### BRIEF
Copy every one of the rows below word for word, keeping their order and characters unchanged.

%%

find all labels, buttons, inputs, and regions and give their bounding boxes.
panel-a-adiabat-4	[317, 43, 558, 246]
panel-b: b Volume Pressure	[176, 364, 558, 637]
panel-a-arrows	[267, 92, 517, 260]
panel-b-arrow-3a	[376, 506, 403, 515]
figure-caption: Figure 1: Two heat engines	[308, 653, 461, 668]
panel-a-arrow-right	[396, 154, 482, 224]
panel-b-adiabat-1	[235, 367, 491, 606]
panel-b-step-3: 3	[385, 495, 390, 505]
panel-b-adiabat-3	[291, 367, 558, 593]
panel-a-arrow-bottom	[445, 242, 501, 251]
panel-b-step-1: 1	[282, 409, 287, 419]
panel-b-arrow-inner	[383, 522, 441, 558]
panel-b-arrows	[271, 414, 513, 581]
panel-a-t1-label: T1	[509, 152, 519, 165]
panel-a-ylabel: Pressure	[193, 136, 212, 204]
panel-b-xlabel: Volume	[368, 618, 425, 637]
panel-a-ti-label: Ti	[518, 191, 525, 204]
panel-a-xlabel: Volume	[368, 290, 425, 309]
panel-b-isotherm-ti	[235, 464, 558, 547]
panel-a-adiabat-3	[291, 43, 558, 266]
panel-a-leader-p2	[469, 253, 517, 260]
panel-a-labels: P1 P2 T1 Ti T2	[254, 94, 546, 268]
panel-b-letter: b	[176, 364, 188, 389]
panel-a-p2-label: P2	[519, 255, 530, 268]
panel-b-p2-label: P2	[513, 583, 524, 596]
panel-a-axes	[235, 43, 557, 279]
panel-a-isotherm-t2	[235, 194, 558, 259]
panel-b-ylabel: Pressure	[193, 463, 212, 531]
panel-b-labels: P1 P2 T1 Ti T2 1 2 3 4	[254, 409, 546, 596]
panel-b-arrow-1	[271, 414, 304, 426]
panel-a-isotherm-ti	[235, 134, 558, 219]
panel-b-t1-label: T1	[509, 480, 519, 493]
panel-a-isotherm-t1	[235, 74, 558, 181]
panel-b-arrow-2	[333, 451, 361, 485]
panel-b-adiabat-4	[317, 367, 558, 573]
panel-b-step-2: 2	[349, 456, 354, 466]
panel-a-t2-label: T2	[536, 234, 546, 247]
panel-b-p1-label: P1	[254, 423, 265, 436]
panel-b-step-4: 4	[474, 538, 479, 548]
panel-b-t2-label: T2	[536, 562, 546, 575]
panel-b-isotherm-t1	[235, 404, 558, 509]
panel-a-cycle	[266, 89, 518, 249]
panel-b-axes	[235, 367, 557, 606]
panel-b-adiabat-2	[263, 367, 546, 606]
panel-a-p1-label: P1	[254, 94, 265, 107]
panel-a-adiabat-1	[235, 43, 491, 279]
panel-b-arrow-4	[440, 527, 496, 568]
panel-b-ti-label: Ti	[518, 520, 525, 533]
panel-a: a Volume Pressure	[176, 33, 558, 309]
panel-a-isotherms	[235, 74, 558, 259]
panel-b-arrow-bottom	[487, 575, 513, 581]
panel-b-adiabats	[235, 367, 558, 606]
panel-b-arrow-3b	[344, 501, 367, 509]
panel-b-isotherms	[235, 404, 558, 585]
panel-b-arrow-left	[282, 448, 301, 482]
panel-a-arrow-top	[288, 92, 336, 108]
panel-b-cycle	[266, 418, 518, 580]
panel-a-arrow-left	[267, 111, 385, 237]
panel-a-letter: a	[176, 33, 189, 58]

%%

### COMPLETE RESPONSE
find all labels, buttons, inputs, and regions and give their bounding boxes.
panel-a-adiabat-4	[317, 43, 558, 246]
panel-b: b Volume Pressure	[176, 364, 558, 637]
panel-a-arrows	[267, 92, 517, 260]
panel-b-arrow-3a	[376, 506, 403, 515]
figure-caption: Figure 1: Two heat engines	[308, 653, 461, 668]
panel-a-arrow-right	[396, 154, 482, 224]
panel-b-adiabat-1	[235, 367, 491, 606]
panel-b-step-3: 3	[385, 495, 390, 505]
panel-b-adiabat-3	[291, 367, 558, 593]
panel-a-arrow-bottom	[445, 242, 501, 251]
panel-b-step-1: 1	[282, 409, 287, 419]
panel-b-arrow-inner	[383, 522, 441, 558]
panel-b-arrows	[271, 414, 513, 581]
panel-a-t1-label: T1	[509, 152, 519, 165]
panel-a-ylabel: Pressure	[193, 136, 212, 204]
panel-b-xlabel: Volume	[368, 618, 425, 637]
panel-a-ti-label: Ti	[518, 191, 525, 204]
panel-a-xlabel: Volume	[368, 290, 425, 309]
panel-b-isotherm-ti	[235, 464, 558, 547]
panel-a-adiabat-3	[291, 43, 558, 266]
panel-a-leader-p2	[469, 253, 517, 260]
panel-a-labels: P1 P2 T1 Ti T2	[254, 94, 546, 268]
panel-b-letter: b	[176, 364, 188, 389]
panel-a-p2-label: P2	[519, 255, 530, 268]
panel-b-p2-label: P2	[513, 583, 524, 596]
panel-a-axes	[235, 43, 557, 279]
panel-a-isotherm-t2	[235, 194, 558, 259]
panel-b-ylabel: Pressure	[193, 463, 212, 531]
panel-b-labels: P1 P2 T1 Ti T2 1 2 3 4	[254, 409, 546, 596]
panel-b-arrow-1	[271, 414, 304, 426]
panel-a-isotherm-ti	[235, 134, 558, 219]
panel-b-t1-label: T1	[509, 480, 519, 493]
panel-a-isotherm-t1	[235, 74, 558, 181]
panel-b-arrow-2	[333, 451, 361, 485]
panel-b-adiabat-4	[317, 367, 558, 573]
panel-b-step-2: 2	[349, 456, 354, 466]
panel-a-t2-label: T2	[536, 234, 546, 247]
panel-b-p1-label: P1	[254, 423, 265, 436]
panel-b-step-4: 4	[474, 538, 479, 548]
panel-b-t2-label: T2	[536, 562, 546, 575]
panel-b-isotherm-t1	[235, 404, 558, 509]
panel-a-cycle	[266, 89, 518, 249]
panel-b-axes	[235, 367, 557, 606]
panel-b-adiabat-2	[263, 367, 546, 606]
panel-a-p1-label: P1	[254, 94, 265, 107]
panel-a-adiabat-1	[235, 43, 491, 279]
panel-b-arrow-4	[440, 527, 496, 568]
panel-b-ti-label: Ti	[518, 520, 525, 533]
panel-a: a Volume Pressure	[176, 33, 558, 309]
panel-a-isotherms	[235, 74, 558, 259]
panel-b-arrow-bottom	[487, 575, 513, 581]
panel-b-adiabats	[235, 367, 558, 606]
panel-b-arrow-3b	[344, 501, 367, 509]
panel-b-isotherms	[235, 404, 558, 585]
panel-b-arrow-left	[282, 448, 301, 482]
panel-a-arrow-top	[288, 92, 336, 108]
panel-b-cycle	[266, 418, 518, 580]
panel-a-arrow-left	[267, 111, 385, 237]
panel-a-letter: a	[176, 33, 189, 58]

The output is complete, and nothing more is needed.